** What is needed **
Output the material below in full, exactly as it is.

[Entries from a dataset]
___

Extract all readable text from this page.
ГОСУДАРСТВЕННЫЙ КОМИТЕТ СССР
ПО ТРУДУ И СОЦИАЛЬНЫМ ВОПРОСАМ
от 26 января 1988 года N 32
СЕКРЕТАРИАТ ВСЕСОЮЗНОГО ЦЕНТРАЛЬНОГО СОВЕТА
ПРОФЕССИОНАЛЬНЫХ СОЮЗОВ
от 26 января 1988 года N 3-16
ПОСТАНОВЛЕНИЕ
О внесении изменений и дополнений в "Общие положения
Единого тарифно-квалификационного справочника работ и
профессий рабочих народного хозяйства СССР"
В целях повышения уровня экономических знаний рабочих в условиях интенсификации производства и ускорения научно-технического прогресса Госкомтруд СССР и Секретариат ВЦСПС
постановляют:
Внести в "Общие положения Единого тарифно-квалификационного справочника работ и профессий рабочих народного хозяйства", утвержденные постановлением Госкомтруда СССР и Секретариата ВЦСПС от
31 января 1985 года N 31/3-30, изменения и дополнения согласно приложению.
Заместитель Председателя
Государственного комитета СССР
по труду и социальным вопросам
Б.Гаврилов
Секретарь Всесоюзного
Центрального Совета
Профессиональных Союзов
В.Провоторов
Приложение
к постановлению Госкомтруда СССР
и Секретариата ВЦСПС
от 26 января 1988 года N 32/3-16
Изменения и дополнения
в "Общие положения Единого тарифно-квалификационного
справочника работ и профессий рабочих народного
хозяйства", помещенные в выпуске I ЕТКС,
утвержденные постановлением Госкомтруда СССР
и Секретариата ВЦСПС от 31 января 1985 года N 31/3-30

___

** Result for this exercise **
Extract all readable text from this page.
ГОСУДАРСТВЕННЫЙ КОМИТЕТ СССР
ПО ТРУДУ И СОЦИАЛЬНЫМ ВОПРОСАМ
от 26 января 1988 года N 32
СЕКРЕТАРИАТ ВСЕСОЮЗНОГО ЦЕНТРАЛЬНОГО СОВЕТА
ПРОФЕССИОНАЛЬНЫХ СОЮЗОВ
от 26 января 1988 года N 3-16
ПОСТАНОВЛЕНИЕ
О внесении изменений и дополнений в "Общие положения
Единого тарифно-квалификационного справочника работ и
профессий рабочих народного хозяйства СССР"
В целях повышения уровня экономических знаний рабочих в условиях интенсификации производства и ускорения научно-технического прогресса Госкомтруд СССР и Секретариат ВЦСПС
постановляют:
Внести в "Общие положения Единого тарифно-квалификационного справочника работ и профессий рабочих народного хозяйства", утвержденные постановлением Госкомтруда СССР и Секретариата ВЦСПС от
31 января 1985 года N 31/3-30, изменения и дополнения согласно приложению.
Заместитель Председателя
Государственного комитета СССР
по труду и социальным вопросам
Б.Гаврилов
Секретарь Всесоюзного
Центрального Совета
Профессиональных Союзов
В.Провоторов
Приложение
к постановлению Госкомтруда СССР
и Секретариата ВЦСПС
от 26 января 1988 года N 32/3-16
Изменения и дополнения
в "Общие положения Единого тарифно-квалификационного
справочника работ и профессий рабочих народного
хозяйства", помещенные в выпуске I ЕТКС,
утвержденные постановлением Госкомтруда СССР
и Секретариата ВЦСПС от 31 января 1985 года N 31/3-30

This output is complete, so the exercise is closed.